● Extracted records:
= = =

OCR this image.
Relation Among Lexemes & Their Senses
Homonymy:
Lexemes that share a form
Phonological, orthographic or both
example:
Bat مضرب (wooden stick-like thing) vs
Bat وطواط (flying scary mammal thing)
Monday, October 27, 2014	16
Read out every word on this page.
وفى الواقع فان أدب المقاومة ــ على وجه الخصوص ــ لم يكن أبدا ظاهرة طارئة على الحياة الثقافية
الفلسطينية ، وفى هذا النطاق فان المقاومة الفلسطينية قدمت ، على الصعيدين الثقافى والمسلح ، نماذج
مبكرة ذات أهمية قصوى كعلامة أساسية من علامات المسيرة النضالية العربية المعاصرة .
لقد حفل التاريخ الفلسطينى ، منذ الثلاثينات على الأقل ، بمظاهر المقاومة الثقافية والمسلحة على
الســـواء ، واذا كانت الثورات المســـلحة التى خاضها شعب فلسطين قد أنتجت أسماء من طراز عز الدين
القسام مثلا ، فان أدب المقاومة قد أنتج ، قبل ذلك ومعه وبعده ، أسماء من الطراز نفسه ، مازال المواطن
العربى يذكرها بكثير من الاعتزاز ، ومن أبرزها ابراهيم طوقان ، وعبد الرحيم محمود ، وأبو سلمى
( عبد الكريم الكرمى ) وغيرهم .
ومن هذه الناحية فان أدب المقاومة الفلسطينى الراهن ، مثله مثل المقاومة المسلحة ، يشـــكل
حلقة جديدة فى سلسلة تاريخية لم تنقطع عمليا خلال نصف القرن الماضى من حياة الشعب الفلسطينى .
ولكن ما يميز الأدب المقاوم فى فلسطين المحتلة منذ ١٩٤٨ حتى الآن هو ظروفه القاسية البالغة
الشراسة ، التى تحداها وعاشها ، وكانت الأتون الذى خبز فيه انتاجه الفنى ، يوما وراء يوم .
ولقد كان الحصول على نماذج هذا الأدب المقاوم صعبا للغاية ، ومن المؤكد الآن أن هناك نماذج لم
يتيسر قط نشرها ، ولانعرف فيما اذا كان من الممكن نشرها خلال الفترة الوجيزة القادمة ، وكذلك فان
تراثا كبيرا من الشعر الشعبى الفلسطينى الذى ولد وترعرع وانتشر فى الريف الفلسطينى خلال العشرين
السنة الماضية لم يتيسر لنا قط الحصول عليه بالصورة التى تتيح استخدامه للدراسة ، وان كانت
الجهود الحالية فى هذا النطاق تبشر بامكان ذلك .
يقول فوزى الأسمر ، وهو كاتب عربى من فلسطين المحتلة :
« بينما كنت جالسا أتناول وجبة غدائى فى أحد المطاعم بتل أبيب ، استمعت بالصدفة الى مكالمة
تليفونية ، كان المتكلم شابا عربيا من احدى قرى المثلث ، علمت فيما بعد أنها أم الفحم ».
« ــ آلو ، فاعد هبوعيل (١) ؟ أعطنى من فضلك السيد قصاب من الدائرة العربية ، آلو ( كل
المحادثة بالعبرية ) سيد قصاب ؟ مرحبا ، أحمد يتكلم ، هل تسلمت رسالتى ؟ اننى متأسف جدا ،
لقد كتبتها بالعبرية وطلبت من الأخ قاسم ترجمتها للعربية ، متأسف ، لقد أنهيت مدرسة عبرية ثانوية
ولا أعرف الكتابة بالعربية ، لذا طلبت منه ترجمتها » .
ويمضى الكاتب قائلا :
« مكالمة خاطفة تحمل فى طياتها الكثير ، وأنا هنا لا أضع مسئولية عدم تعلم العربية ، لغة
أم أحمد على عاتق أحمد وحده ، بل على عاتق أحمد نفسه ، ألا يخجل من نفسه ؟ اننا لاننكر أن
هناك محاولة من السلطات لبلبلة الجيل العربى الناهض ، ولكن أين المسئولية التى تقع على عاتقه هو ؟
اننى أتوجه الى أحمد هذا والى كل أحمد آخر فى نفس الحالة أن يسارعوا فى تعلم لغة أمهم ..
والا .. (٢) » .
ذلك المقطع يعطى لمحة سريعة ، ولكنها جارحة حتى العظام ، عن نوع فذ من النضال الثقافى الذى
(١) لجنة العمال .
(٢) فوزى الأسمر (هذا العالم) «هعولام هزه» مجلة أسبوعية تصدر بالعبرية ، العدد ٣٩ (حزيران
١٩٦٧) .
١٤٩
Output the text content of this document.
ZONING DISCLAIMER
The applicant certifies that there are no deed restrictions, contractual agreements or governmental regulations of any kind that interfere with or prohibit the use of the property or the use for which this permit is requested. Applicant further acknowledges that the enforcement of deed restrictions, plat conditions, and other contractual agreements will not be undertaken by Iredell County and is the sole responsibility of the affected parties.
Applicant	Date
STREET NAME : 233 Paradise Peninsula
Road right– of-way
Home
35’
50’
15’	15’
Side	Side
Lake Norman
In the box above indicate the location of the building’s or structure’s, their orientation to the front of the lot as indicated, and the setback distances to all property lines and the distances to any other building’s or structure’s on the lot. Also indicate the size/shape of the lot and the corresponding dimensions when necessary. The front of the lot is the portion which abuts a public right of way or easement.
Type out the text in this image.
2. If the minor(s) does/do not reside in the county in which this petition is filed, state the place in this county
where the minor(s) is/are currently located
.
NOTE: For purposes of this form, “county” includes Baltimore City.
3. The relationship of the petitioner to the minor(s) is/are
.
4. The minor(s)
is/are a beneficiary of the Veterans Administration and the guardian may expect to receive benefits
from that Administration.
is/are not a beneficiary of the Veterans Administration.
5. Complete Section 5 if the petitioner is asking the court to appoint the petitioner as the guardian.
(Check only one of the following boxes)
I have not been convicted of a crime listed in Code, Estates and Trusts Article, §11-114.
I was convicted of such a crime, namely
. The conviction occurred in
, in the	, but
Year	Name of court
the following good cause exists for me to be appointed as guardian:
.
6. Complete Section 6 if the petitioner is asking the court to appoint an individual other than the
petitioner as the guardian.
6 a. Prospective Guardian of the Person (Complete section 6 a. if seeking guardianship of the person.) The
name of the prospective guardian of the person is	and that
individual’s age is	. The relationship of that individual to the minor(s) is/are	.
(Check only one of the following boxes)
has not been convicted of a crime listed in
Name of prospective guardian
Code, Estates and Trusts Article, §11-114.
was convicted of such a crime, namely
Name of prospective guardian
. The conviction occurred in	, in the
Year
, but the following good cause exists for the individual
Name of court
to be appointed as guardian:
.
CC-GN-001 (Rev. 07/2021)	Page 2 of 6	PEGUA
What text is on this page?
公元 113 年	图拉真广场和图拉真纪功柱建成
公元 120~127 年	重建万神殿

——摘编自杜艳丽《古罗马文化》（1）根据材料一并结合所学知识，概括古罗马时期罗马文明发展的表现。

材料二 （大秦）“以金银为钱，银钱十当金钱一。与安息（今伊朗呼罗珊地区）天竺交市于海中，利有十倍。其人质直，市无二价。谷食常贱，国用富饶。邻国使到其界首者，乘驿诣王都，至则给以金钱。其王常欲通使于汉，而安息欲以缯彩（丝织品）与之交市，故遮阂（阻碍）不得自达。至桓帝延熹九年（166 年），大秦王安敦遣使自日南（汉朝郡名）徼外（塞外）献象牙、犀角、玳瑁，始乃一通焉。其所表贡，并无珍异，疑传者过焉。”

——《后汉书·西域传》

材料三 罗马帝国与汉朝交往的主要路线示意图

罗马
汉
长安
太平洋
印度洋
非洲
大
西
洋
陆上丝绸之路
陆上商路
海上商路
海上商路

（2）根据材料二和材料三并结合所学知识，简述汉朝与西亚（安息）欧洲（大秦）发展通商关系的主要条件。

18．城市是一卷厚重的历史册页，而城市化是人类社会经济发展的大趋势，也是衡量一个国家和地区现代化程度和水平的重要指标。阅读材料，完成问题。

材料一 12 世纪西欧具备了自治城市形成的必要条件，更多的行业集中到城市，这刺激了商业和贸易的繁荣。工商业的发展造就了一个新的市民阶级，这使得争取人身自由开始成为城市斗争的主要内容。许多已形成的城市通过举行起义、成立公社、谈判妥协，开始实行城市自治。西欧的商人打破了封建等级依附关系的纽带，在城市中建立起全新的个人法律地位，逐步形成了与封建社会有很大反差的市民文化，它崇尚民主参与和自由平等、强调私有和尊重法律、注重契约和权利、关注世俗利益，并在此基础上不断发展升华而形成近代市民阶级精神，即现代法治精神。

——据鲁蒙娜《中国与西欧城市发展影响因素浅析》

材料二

= = =

● Task brief:
Show each line in the entries that holds the string "such".

● Reply:
I was convicted of such a crime, namely
was convicted of such a crime, namely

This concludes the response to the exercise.